## Tareas
A. ¿Puedes transcribir sin cambios el pasaje del texto sobre el élder Monson que comienza en las palabras "Durante los primeros" y termina después de "presidente de misión."?
B. ¿Cómo seguirías el texto sobre el élder Monson a partir de su última oración?

## Texto del ejercicio
* * * * *

Ahora, cuando Mark estaba a punto de recibir su doctorado frente a su “obsequiante de sellos” de la infancia, se preguntaba si el élder Monson lo recordaría. Tal vez, siendo que llevaba el mismo nombre de pila de su padre, era posible que así fuera. Mark mantenía la mirada puesta en el élder Monson y entonces pasó al frente tras anunciarse su nombre: “Mark Earl Mendenhall”.

“Lo vi darse vuelta de inmediato para mirarme. Lo miré directamente a los ojos y él a los míos e hizo un movimiento de cabeza y me sonrió, indicando lo que a mí me pareció un ‘bien hecho’ o quizá ‘has honrado a tu padre y a tu madre’. Yo le devolví el reconocimiento como una expresión de gratitud por todo lo que él había hecho por mis padres a lo largo de los años”2.

La experiencia de Mark Mendenhell es tan sólo una ilustración de la capacidad que tiene el élder Monson de influir en la vida de las personas en medio de un horario increíblemente agotador. Escenas similares se han manifestado año tras año por todas partes, inesperadas y hasta desconocidas para el mundo, pero grabadas en el corazón de agradecidos partícipes.

Durante los primeros dos años de su llamamiento como Apóstol, el élder Monson supervisó el Area Norteamérica Oeste, realizando giras misionales, conferencias y reuniones especiales. Durante ese mismo período, otras asignaciones lo llevaron a Nebraska, Nuevo México, Ohio, Oregón, Texas y Minnesota, así como varias veces a Toronto, Canadá, donde se sintió complacido al enterarse que el total de miembros de la Iglesia en algunos lugares se había más que duplicado desde que había servido allí como presidente de misión.

El presidente McKay pidió que durante sus visitas a misiones, las Autoridades Generales entrevistaran a todos los misioneros. El élder Monson siempre cumplió con su deber. Se sentía agradecido cuando la calefacción de la capilla funcionaba y así no tenía que entrevistar con el abrigo puesto. Aquel primer año entrevistó a 1.700 misioneros—unos 50 por día—y el año siguiente lo hizo otra vez. Las entrevistas a misioneros pasaron a ser una parte integral de sus giras misionales. Años después, estaba entrevistando en un salón pequeño y oscuro y sin levantar la vista extendió la mano para estrechar la del misionero. Sintió algo frío y húmedo en la palma de la mano. Un perro se había metido en el salón y lo había agarrado por el hocico.

* * * * *

## Entradas extraídas
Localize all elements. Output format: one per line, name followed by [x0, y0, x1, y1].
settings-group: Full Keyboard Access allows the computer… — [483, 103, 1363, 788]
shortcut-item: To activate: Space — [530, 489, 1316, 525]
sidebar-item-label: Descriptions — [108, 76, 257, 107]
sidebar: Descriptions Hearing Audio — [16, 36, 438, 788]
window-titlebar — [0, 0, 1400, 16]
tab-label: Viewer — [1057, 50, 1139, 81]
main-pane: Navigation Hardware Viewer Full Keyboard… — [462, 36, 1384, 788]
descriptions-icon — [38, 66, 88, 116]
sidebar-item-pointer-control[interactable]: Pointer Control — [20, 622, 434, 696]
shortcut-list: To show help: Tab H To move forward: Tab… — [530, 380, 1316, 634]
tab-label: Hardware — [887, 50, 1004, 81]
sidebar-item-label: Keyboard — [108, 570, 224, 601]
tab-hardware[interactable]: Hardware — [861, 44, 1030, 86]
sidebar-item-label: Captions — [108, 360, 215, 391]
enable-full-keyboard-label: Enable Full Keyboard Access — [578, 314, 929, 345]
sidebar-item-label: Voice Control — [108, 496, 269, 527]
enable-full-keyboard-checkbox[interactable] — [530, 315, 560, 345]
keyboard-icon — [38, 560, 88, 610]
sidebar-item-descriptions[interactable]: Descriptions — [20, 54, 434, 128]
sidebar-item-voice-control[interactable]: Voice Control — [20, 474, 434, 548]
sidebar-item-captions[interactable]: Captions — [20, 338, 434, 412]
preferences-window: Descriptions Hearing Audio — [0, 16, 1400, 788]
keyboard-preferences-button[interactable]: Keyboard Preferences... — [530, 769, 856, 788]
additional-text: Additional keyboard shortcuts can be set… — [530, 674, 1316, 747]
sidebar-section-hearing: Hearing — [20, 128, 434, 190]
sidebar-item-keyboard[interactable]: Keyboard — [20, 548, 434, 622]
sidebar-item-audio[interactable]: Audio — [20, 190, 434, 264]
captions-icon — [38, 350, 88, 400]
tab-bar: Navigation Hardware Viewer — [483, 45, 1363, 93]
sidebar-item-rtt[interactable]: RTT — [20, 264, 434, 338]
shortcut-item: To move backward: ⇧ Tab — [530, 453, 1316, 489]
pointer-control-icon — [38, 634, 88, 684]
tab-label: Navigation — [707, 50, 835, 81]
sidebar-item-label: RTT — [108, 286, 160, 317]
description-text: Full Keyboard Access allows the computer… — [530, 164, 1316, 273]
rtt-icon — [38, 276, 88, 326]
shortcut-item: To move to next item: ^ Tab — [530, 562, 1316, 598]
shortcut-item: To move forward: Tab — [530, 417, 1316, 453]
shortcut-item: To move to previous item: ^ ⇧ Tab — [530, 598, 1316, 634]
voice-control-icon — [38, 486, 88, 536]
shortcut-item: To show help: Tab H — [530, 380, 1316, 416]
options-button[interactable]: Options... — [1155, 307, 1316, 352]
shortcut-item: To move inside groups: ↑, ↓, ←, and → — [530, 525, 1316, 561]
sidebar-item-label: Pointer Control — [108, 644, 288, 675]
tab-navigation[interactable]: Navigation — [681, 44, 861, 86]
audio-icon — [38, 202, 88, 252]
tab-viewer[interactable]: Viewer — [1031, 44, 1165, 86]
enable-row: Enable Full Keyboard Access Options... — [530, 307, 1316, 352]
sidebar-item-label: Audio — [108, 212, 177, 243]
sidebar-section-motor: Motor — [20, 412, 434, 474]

* * * * *

## Respuestas por tarea
A.
Durante los primeros dos años de su llamamiento como Apóstol, el élder Monson supervisó el Area Norteamérica Oeste, realizando giras misionales, conferencias y reuniones especiales. Durante ese mismo período, otras asignaciones lo llevaron a Nebraska, Nuevo México, Ohio, Oregón, Texas y Minnesota, así como varias veces a Toronto, Canadá, donde se sintió complacido al enterarse que el total de miembros de la Iglesia en algunos lugares se había más que duplicado desde que había servido allí como presidente de misión.

B.
Los viajes por avión solían presentar contratiempos. Muchas veces quedaba varado en aeropuertos debido a niebla o tenía que desviarse de su trayecto, y todo eso sin tiempo de sobra para llegar a su destino. Algunas veces le preparaban itinerarios cuestionables, como fue el caso del largo viaje de regreso a casa desde Seattle, el cual hizo escalas en San Francisco, Los Angeles y Las Vegas antes de llegar a Salt Lake. El piloto de un vuelo a Canadá anunció que no podrían aterrizar debido a niebla. El élder Monson ofreció una oración en silencio e inmediatamente el piloto hizo saber a los pasajeros: “Nos acaban de avisar que se ha producido un claro momentáneo en nuestra aproximación al aeropuerto, así que lo aprovecharemos al máximo”3. Oraciones como ésa abrieron las nubes en varias ocasiones, permitiendo al élder Monson continuar con lo que se le había asignado hacer. Cuando no podía viajar por avión, conducía su automóvil por miles de kilómetros, después entrevistaba, efectuaba reuniones y regresaba a la carretera para emprender otro largo viaje.

En junio de 1965, la Primera Presidencia dividió el mundo en nuevas áreas: cinco en los Estados Unidos; Norteamérica hispana; Centro y Sudamérica; Gran Bretaña; Europa Occidental; Europa Oriental; el Oriente y Hawái; y el Pacífico Sur. El presidente McKay asignó al élder Monson supervisar el Area del Pacífico Sur, una de las más alejadas de la cabecera de la Iglesia. El élder Paul H. Dunn, de los Setenta, serviría con él.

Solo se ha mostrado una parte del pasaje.